Problem statement: Look below. Copy each line that has "home" in it.

Dataset entries:
== == ==
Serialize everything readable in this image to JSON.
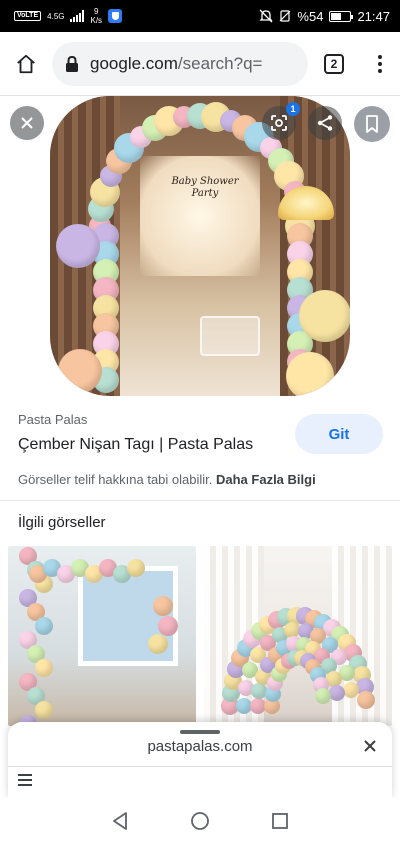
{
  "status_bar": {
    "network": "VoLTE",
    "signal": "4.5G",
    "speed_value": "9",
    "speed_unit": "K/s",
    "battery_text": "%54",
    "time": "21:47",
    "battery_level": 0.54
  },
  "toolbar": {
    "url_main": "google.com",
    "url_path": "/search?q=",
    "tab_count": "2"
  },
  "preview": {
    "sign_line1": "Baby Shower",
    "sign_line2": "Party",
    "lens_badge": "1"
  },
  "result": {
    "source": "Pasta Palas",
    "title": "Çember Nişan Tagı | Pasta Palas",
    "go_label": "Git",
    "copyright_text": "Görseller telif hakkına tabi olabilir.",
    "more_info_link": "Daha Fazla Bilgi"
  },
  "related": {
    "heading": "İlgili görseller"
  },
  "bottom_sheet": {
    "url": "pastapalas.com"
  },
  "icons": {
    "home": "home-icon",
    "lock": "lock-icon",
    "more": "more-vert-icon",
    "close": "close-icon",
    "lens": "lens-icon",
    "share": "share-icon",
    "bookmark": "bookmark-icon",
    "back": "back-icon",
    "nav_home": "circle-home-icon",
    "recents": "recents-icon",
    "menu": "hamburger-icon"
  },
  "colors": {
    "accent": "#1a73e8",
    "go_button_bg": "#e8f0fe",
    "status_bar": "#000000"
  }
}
== == ==
Correct answer:
    "home": "home-icon",
    "nav_home": "circle-home-icon",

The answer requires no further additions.